Supplied data start

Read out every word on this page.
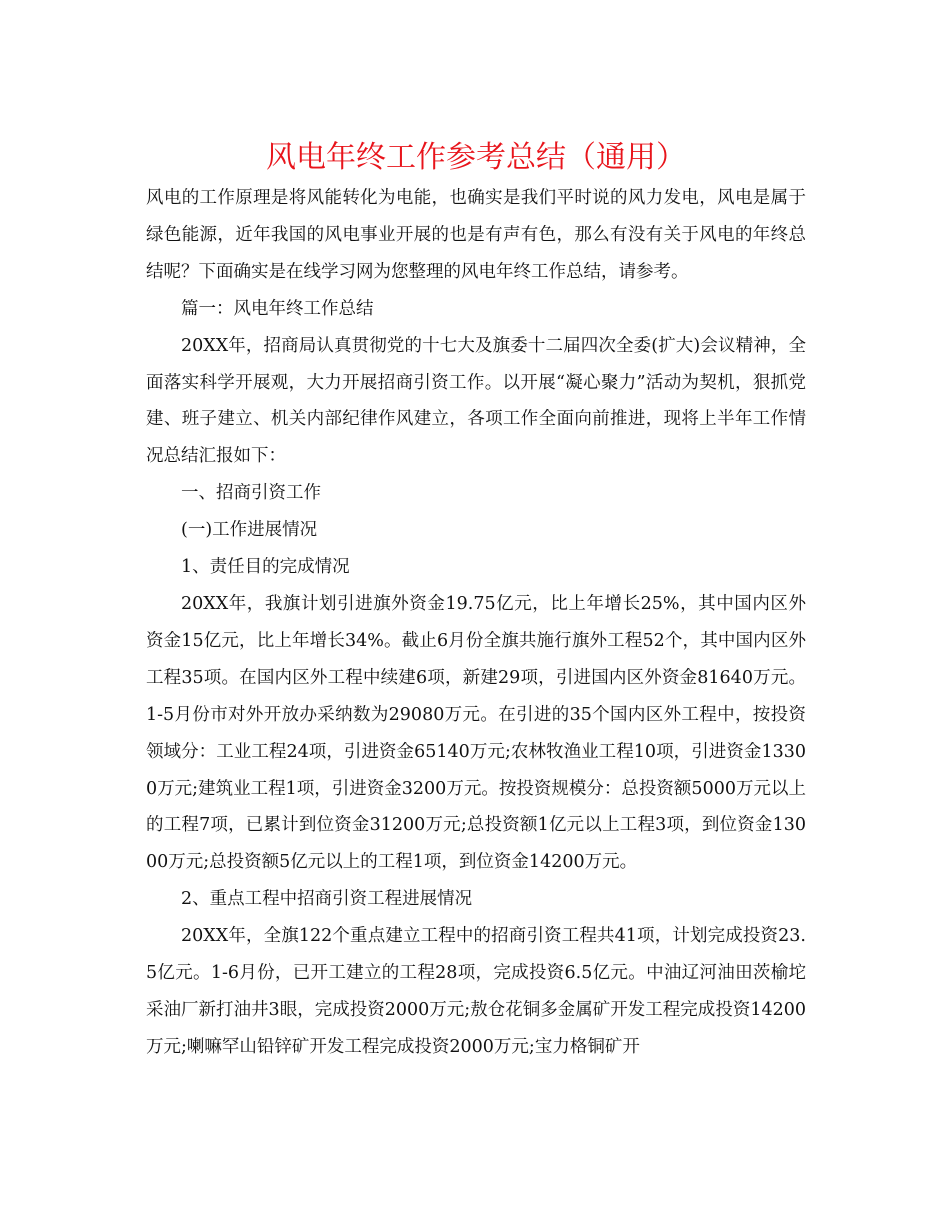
风电年终工作参考总结（通用）

风电的工作原理是将风能转化为电能，也确实是我们平时说的风力发电，风电是属于绿色能源，近年我国的风电事业开展的也是有声有色，那么有没有关于风电的年终总结呢？下面确实是在线学习网为您整理的风电年终工作总结，请参考。

篇一：风电年终工作总结

20XX年，招商局认真贯彻党的十七大及旗委十二届四次全委(扩大)会议精神，全面落实科学开展观，大力开展招商引资工作。以开展“凝心聚力”活动为契机，狠抓党建、班子建立、机关内部纪律作风建立，各项工作全面向前推进，现将上半年工作情况总结汇报如下：

一、招商引资工作

(一)工作进展情况

1、责任目的完成情况

20XX年，我旗计划引进旗外资金19.75亿元，比上年增长25%，其中国内区外资金15亿元，比上年增长34%。截止6月份全旗共施行旗外工程52个，其中国内区外工程35项。在国内区外工程中续建6项，新建29项，引进国内区外资金81640万元。1-5月份市对外开放办采纳数为29080万元。在引进的35个国内区外工程中，按投资领域分：工业工程24项，引进资金65140万元;农林牧渔业工程10项，引进资金13300万元;建筑业工程1项，引进资金3200万元。按投资规模分：总投资额5000万元以上的工程7项，已累计到位资金31200万元;总投资额1亿元以上工程3项，到位资金13000万元;总投资额5亿元以上的工程1项，到位资金14200万元。

2、重点工程中招商引资工程进展情况

20XX年，全旗122个重点建立工程中的招商引资工程共41项，计划完成投资23.5亿元。1-6月份，已开工建立的工程28项，完成投资6.5亿元。中油辽河油田茨榆坨采油厂新打油井3眼，完成投资2000万元;敖仓花铜多金属矿开发工程完成投资14200万元;喇嘛罕山铅锌矿开发工程完成投资2000万元;宝力格铜矿开
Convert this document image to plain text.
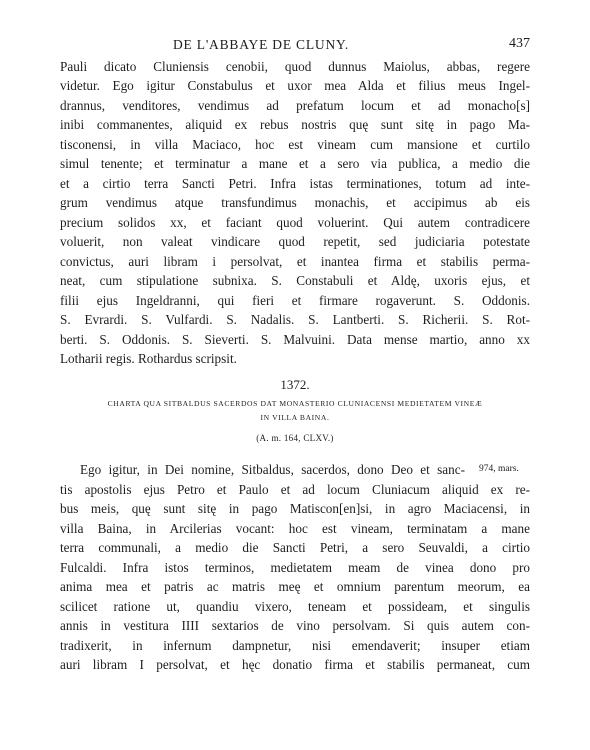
DE L'ABBAYE DE CLUNY.	437
Pauli dicato Cluniensis cenobii, quod dunnus Maiolus, abbas, regere
videtur. Ego igitur Constabulus et uxor mea Alda et filius meus Ingel-
drannus, venditores, vendimus ad prefatum locum et ad monacho[s]
inibi commanentes, aliquid ex rebus nostris quę sunt sitę in pago Ma-
tisconensi, in villa Maciaco, hoc est vineam cum mansione et curtilo
simul tenente; et terminatur a mane et a sero via publica, a medio die
et a cirtio terra Sancti Petri. Infra istas terminationes, totum ad inte-
grum vendimus atque transfundimus monachis, et accipimus ab eis
precium solidos xx, et faciant quod voluerint. Qui autem contradicere
voluerit, non valeat vindicare quod repetit, sed judiciaria potestate
convictus, auri libram i persolvat, et inantea firma et stabilis perma-
neat, cum stipulatione subnixa. S. Constabuli et Aldę, uxoris ejus, et
filii ejus Ingeldranni, qui fieri et firmare rogaverunt. S. Oddonis.
S. Evrardi. S. Vulfardi. S. Nadalis. S. Lantberti. S. Richerii. S. Rot-
berti. S. Oddonis. S. Sieverti. S. Malvuini. Data mense martio, anno xx
Lotharii regis. Rothardus scripsit.
1372.
CHARTA QUA SITBALDUS SACERDOS DAT MONASTERIO CLUNIACENSI MEDIETATEM VINEÆ
IN VILLA BAINA.
(A. m. 164, CLXV.)
974, mars.
Ego igitur, in Dei nomine, Sitbaldus, sacerdos, dono Deo et sanc-
tis apostolis ejus Petro et Paulo et ad locum Cluniacum aliquid ex re-
bus meis, quę sunt sitę in pago Matiscon[en]si, in agro Maciacensi, in
villa Baina, in Arcilerias vocant: hoc est vineam, terminatam a mane
terra communali, a medio die Sancti Petri, a sero Seuvaldi, a cirtio
Fulcaldi. Infra istos terminos, medietatem meam de vinea dono pro
anima mea et patris ac matris meę et omnium parentum meorum, ea
scilicet ratione ut, quandiu vixero, teneam et possideam, et singulis
annis in vestitura IIII sextarios de vino persolvam. Si quis autem con-
tradixerit, in infernum dampnetur, nisi emendaverit; insuper etiam
auri libram I persolvat, et hęc donatio firma et stabilis permaneat, cum
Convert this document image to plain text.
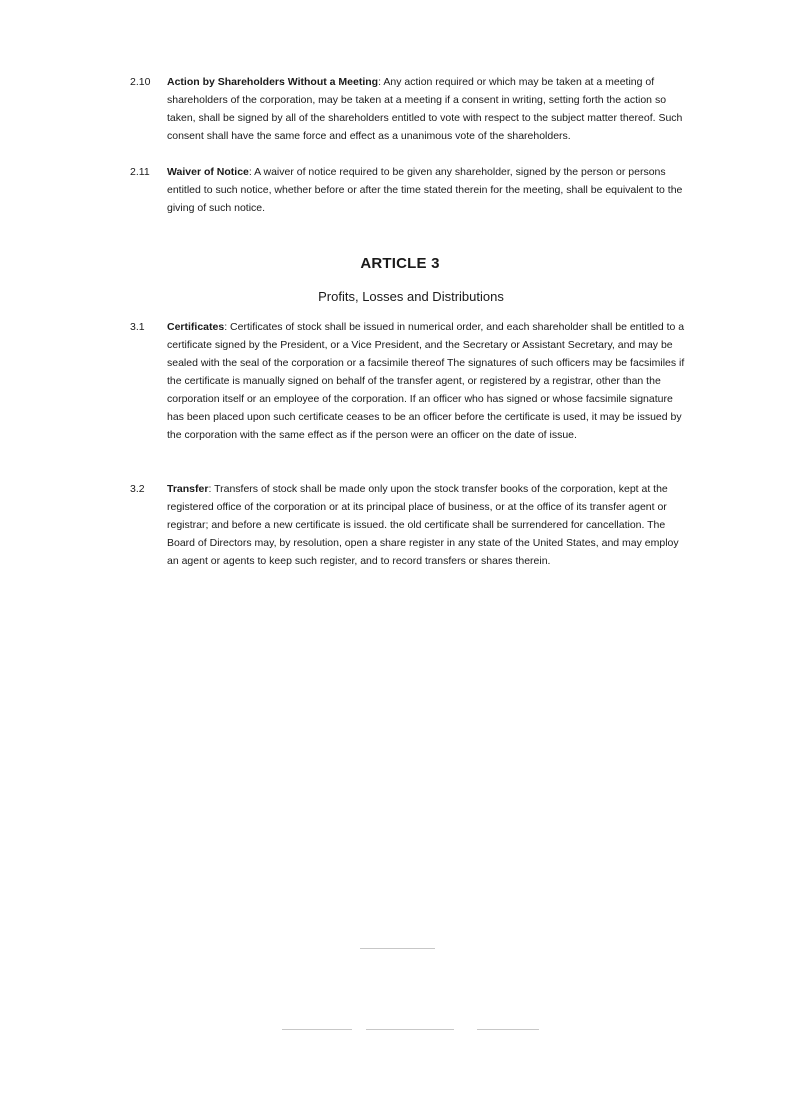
2.10 Action by Shareholders Without a Meeting: Any action required or which may be taken at a meeting of shareholders of the corporation, may be taken at a meeting if a consent in writing, setting forth the action so taken, shall be signed by all of the shareholders entitled to vote with respect to the subject matter thereof. Such consent shall have the same force and effect as a unanimous vote of the shareholders.
2.11 Waiver of Notice: A waiver of notice required to be given any shareholder, signed by the person or persons entitled to such notice, whether before or after the time stated therein for the meeting, shall be equivalent to the giving of such notice.
ARTICLE 3
Profits, Losses and Distributions
3.1 Certificates: Certificates of stock shall be issued in numerical order, and each shareholder shall be entitled to a certificate signed by the President, or a Vice President, and the Secretary or Assistant Secretary, and may be sealed with the seal of the corporation or a facsimile thereof The signatures of such officers may be facsimiles if the certificate is manually signed on behalf of the transfer agent, or registered by a registrar, other than the corporation itself or an employee of the corporation. If an officer who has signed or whose facsimile signature has been placed upon such certificate ceases to be an officer before the certificate is used, it may be issued by the corporation with the same effect as if the person were an officer on the date of issue.
3.2 Transfer: Transfers of stock shall be made only upon the stock transfer books of the corporation, kept at the registered office of the corporation or at its principal place of business, or at the office of its transfer agent or registrar; and before a new certificate is issued. the old certificate shall be surrendered for cancellation. The Board of Directors may, by resolution, open a share register in any state of the United States, and may employ an agent or agents to keep such register, and to record transfers or shares therein.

Supplied data end

_Given instruction:_ Above are records to transcribe exactly; leave their pictures out.

_Result for this exercise:_
Read out every word on this page.
风电年终工作参考总结（通用）

风电的工作原理是将风能转化为电能，也确实是我们平时说的风力发电，风电是属于绿色能源，近年我国的风电事业开展的也是有声有色，那么有没有关于风电的年终总结呢？下面确实是在线学习网为您整理的风电年终工作总结，请参考。

篇一：风电年终工作总结

20XX年，招商局认真贯彻党的十七大及旗委十二届四次全委(扩大)会议精神，全面落实科学开展观，大力开展招商引资工作。以开展“凝心聚力”活动为契机，狠抓党建、班子建立、机关内部纪律作风建立，各项工作全面向前推进，现将上半年工作情况总结汇报如下：

一、招商引资工作

(一)工作进展情况

1、责任目的完成情况

20XX年，我旗计划引进旗外资金19.75亿元，比上年增长25%，其中国内区外资金15亿元，比上年增长34%。截止6月份全旗共施行旗外工程52个，其中国内区外工程35项。在国内区外工程中续建6项，新建29项，引进国内区外资金81640万元。1-5月份市对外开放办采纳数为29080万元。在引进的35个国内区外工程中，按投资领域分：工业工程24项，引进资金65140万元;农林牧渔业工程10项，引进资金13300万元;建筑业工程1项，引进资金3200万元。按投资规模分：总投资额5000万元以上的工程7项，已累计到位资金31200万元;总投资额1亿元以上工程3项，到位资金13000万元;总投资额5亿元以上的工程1项，到位资金14200万元。

2、重点工程中招商引资工程进展情况

20XX年，全旗122个重点建立工程中的招商引资工程共41项，计划完成投资23.5亿元。1-6月份，已开工建立的工程28项，完成投资6.5亿元。中油辽河油田茨榆坨采油厂新打油井3眼，完成投资2000万元;敖仓花铜多金属矿开发工程完成投资14200万元;喇嘛罕山铅锌矿开发工程完成投资2000万元;宝力格铜矿开
Convert this document image to plain text.
DE L'ABBAYE DE CLUNY.	437
Pauli dicato Cluniensis cenobii, quod dunnus Maiolus, abbas, regere
videtur. Ego igitur Constabulus et uxor mea Alda et filius meus Ingel-
drannus, venditores, vendimus ad prefatum locum et ad monacho[s]
inibi commanentes, aliquid ex rebus nostris quę sunt sitę in pago Ma-
tisconensi, in villa Maciaco, hoc est vineam cum mansione et curtilo
simul tenente; et terminatur a mane et a sero via publica, a medio die
et a cirtio terra Sancti Petri. Infra istas terminationes, totum ad inte-
grum vendimus atque transfundimus monachis, et accipimus ab eis
precium solidos xx, et faciant quod voluerint. Qui autem contradicere
voluerit, non valeat vindicare quod repetit, sed judiciaria potestate
convictus, auri libram i persolvat, et inantea firma et stabilis perma-
neat, cum stipulatione subnixa. S. Constabuli et Aldę, uxoris ejus, et
filii ejus Ingeldranni, qui fieri et firmare rogaverunt. S. Oddonis.
S. Evrardi. S. Vulfardi. S. Nadalis. S. Lantberti. S. Richerii. S. Rot-
berti. S. Oddonis. S. Sieverti. S. Malvuini. Data mense martio, anno xx
Lotharii regis. Rothardus scripsit.
1372.
CHARTA QUA SITBALDUS SACERDOS DAT MONASTERIO CLUNIACENSI MEDIETATEM VINEÆ
IN VILLA BAINA.
(A. m. 164, CLXV.)
974, mars.
Ego igitur, in Dei nomine, Sitbaldus, sacerdos, dono Deo et sanc-
tis apostolis ejus Petro et Paulo et ad locum Cluniacum aliquid ex re-
bus meis, quę sunt sitę in pago Matiscon[en]si, in agro Maciacensi, in
villa Baina, in Arcilerias vocant: hoc est vineam, terminatam a mane
terra communali, a medio die Sancti Petri, a sero Seuvaldi, a cirtio
Fulcaldi. Infra istos terminos, medietatem meam de vinea dono pro
anima mea et patris ac matris meę et omnium parentum meorum, ea
scilicet ratione ut, quandiu vixero, teneam et possideam, et singulis
annis in vestitura IIII sextarios de vino persolvam. Si quis autem con-
tradixerit, in infernum dampnetur, nisi emendaverit; insuper etiam
auri libram I persolvat, et hęc donatio firma et stabilis permaneat, cum
Convert this document image to plain text.
2.10 Action by Shareholders Without a Meeting: Any action required or which may be taken at a meeting of shareholders of the corporation, may be taken at a meeting if a consent in writing, setting forth the action so taken, shall be signed by all of the shareholders entitled to vote with respect to the subject matter thereof. Such consent shall have the same force and effect as a unanimous vote of the shareholders.
2.11 Waiver of Notice: A waiver of notice required to be given any shareholder, signed by the person or persons entitled to such notice, whether before or after the time stated therein for the meeting, shall be equivalent to the giving of such notice.
ARTICLE 3
Profits, Losses and Distributions
3.1 Certificates: Certificates of stock shall be issued in numerical order, and each shareholder shall be entitled to a certificate signed by the President, or a Vice President, and the Secretary or Assistant Secretary, and may be sealed with the seal of the corporation or a facsimile thereof The signatures of such officers may be facsimiles if the certificate is manually signed on behalf of the transfer agent, or registered by a registrar, other than the corporation itself or an employee of the corporation. If an officer who has signed or whose facsimile signature has been placed upon such certificate ceases to be an officer before the certificate is used, it may be issued by the corporation with the same effect as if the person were an officer on the date of issue.
3.2 Transfer: Transfers of stock shall be made only upon the stock transfer books of the corporation, kept at the registered office of the corporation or at its principal place of business, or at the office of its transfer agent or registrar; and before a new certificate is issued. the old certificate shall be surrendered for cancellation. The Board of Directors may, by resolution, open a share register in any state of the United States, and may employ an agent or agents to keep such register, and to record transfers or shares therein.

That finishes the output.